─── ENTRIES SHOWN ───
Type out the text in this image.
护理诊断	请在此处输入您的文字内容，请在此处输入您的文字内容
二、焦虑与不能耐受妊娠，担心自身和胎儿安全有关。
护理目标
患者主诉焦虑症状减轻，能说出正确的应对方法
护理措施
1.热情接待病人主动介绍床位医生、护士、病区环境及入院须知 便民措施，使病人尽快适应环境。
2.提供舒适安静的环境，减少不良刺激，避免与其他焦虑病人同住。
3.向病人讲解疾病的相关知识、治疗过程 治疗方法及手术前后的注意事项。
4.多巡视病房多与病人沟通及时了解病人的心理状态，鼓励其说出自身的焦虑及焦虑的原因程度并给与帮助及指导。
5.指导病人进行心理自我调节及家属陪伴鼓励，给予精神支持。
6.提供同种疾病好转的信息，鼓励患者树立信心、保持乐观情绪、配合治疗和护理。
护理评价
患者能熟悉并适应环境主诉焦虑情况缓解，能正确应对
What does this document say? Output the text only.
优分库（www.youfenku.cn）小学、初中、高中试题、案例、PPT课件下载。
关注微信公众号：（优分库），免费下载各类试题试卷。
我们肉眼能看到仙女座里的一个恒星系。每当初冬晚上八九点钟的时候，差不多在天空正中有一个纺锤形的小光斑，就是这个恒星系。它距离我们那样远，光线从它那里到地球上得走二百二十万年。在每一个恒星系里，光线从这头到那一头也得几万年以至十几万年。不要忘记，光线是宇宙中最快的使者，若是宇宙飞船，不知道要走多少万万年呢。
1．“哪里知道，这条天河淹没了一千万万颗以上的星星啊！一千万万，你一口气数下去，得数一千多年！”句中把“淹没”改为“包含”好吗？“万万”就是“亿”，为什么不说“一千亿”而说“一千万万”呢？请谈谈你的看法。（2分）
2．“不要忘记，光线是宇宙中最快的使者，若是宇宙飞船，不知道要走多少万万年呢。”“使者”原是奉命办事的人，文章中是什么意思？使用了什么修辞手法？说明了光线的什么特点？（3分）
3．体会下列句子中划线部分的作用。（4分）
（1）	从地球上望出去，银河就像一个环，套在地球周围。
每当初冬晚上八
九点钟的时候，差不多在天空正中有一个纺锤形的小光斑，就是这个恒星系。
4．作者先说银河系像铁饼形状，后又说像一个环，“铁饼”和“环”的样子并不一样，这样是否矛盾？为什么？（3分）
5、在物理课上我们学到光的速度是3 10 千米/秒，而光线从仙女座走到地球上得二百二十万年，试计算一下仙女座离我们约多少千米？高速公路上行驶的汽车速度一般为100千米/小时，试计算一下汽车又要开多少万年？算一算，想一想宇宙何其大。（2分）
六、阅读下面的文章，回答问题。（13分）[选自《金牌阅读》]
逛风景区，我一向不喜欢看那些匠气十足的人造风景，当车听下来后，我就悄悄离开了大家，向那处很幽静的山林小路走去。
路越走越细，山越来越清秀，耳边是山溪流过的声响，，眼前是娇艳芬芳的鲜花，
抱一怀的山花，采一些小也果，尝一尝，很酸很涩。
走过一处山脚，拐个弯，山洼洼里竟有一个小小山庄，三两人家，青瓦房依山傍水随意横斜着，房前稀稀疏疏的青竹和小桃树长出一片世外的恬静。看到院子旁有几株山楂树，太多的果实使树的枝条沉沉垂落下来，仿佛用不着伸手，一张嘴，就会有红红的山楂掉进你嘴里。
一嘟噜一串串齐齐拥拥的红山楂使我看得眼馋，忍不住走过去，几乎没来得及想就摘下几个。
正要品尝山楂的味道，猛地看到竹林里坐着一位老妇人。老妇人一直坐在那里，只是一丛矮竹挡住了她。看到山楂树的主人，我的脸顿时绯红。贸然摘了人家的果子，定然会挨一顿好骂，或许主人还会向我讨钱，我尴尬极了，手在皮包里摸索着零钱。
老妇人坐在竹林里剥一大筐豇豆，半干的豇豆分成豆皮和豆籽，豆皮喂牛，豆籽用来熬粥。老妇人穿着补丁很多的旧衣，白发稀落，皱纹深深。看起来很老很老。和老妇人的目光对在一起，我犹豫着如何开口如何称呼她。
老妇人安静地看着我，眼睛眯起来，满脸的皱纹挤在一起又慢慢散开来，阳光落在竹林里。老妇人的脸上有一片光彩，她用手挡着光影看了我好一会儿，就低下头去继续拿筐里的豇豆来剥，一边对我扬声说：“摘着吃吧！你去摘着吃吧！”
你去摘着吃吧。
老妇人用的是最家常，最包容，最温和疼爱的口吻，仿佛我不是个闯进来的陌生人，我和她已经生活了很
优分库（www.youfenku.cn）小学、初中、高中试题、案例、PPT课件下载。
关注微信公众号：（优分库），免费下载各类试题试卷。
───
EXERCISE DESCRIPTION. Recopy the entries above in their entirety, exactly.

FINAL ANSWER.
Type out the text in this image.
护理诊断	请在此处输入您的文字内容，请在此处输入您的文字内容
二、焦虑与不能耐受妊娠，担心自身和胎儿安全有关。
护理目标
患者主诉焦虑症状减轻，能说出正确的应对方法
护理措施
1.热情接待病人主动介绍床位医生、护士、病区环境及入院须知 便民措施，使病人尽快适应环境。
2.提供舒适安静的环境，减少不良刺激，避免与其他焦虑病人同住。
3.向病人讲解疾病的相关知识、治疗过程 治疗方法及手术前后的注意事项。
4.多巡视病房多与病人沟通及时了解病人的心理状态，鼓励其说出自身的焦虑及焦虑的原因程度并给与帮助及指导。
5.指导病人进行心理自我调节及家属陪伴鼓励，给予精神支持。
6.提供同种疾病好转的信息，鼓励患者树立信心、保持乐观情绪、配合治疗和护理。
护理评价
患者能熟悉并适应环境主诉焦虑情况缓解，能正确应对
What does this document say? Output the text only.
优分库（www.youfenku.cn）小学、初中、高中试题、案例、PPT课件下载。
关注微信公众号：（优分库），免费下载各类试题试卷。
我们肉眼能看到仙女座里的一个恒星系。每当初冬晚上八九点钟的时候，差不多在天空正中有一个纺锤形的小光斑，就是这个恒星系。它距离我们那样远，光线从它那里到地球上得走二百二十万年。在每一个恒星系里，光线从这头到那一头也得几万年以至十几万年。不要忘记，光线是宇宙中最快的使者，若是宇宙飞船，不知道要走多少万万年呢。
1．“哪里知道，这条天河淹没了一千万万颗以上的星星啊！一千万万，你一口气数下去，得数一千多年！”句中把“淹没”改为“包含”好吗？“万万”就是“亿”，为什么不说“一千亿”而说“一千万万”呢？请谈谈你的看法。（2分）
2．“不要忘记，光线是宇宙中最快的使者，若是宇宙飞船，不知道要走多少万万年呢。”“使者”原是奉命办事的人，文章中是什么意思？使用了什么修辞手法？说明了光线的什么特点？（3分）
3．体会下列句子中划线部分的作用。（4分）
（1）	从地球上望出去，银河就像一个环，套在地球周围。
每当初冬晚上八
九点钟的时候，差不多在天空正中有一个纺锤形的小光斑，就是这个恒星系。
4．作者先说银河系像铁饼形状，后又说像一个环，“铁饼”和“环”的样子并不一样，这样是否矛盾？为什么？（3分）
5、在物理课上我们学到光的速度是3 10 千米/秒，而光线从仙女座走到地球上得二百二十万年，试计算一下仙女座离我们约多少千米？高速公路上行驶的汽车速度一般为100千米/小时，试计算一下汽车又要开多少万年？算一算，想一想宇宙何其大。（2分）
六、阅读下面的文章，回答问题。（13分）[选自《金牌阅读》]
逛风景区，我一向不喜欢看那些匠气十足的人造风景，当车听下来后，我就悄悄离开了大家，向那处很幽静的山林小路走去。
路越走越细，山越来越清秀，耳边是山溪流过的声响，，眼前是娇艳芬芳的鲜花，
抱一怀的山花，采一些小也果，尝一尝，很酸很涩。
走过一处山脚，拐个弯，山洼洼里竟有一个小小山庄，三两人家，青瓦房依山傍水随意横斜着，房前稀稀疏疏的青竹和小桃树长出一片世外的恬静。看到院子旁有几株山楂树，太多的果实使树的枝条沉沉垂落下来，仿佛用不着伸手，一张嘴，就会有红红的山楂掉进你嘴里。
一嘟噜一串串齐齐拥拥的红山楂使我看得眼馋，忍不住走过去，几乎没来得及想就摘下几个。
正要品尝山楂的味道，猛地看到竹林里坐着一位老妇人。老妇人一直坐在那里，只是一丛矮竹挡住了她。看到山楂树的主人，我的脸顿时绯红。贸然摘了人家的果子，定然会挨一顿好骂，或许主人还会向我讨钱，我尴尬极了，手在皮包里摸索着零钱。
老妇人坐在竹林里剥一大筐豇豆，半干的豇豆分成豆皮和豆籽，豆皮喂牛，豆籽用来熬粥。老妇人穿着补丁很多的旧衣，白发稀落，皱纹深深。看起来很老很老。和老妇人的目光对在一起，我犹豫着如何开口如何称呼她。
老妇人安静地看着我，眼睛眯起来，满脸的皱纹挤在一起又慢慢散开来，阳光落在竹林里。老妇人的脸上有一片光彩，她用手挡着光影看了我好一会儿，就低下头去继续拿筐里的豇豆来剥，一边对我扬声说：“摘着吃吧！你去摘着吃吧！”
你去摘着吃吧。
老妇人用的是最家常，最包容，最温和疼爱的口吻，仿佛我不是个闯进来的陌生人，我和她已经生活了很
优分库（www.youfenku.cn）小学、初中、高中试题、案例、PPT课件下载。
关注微信公众号：（优分库），免费下载各类试题试卷。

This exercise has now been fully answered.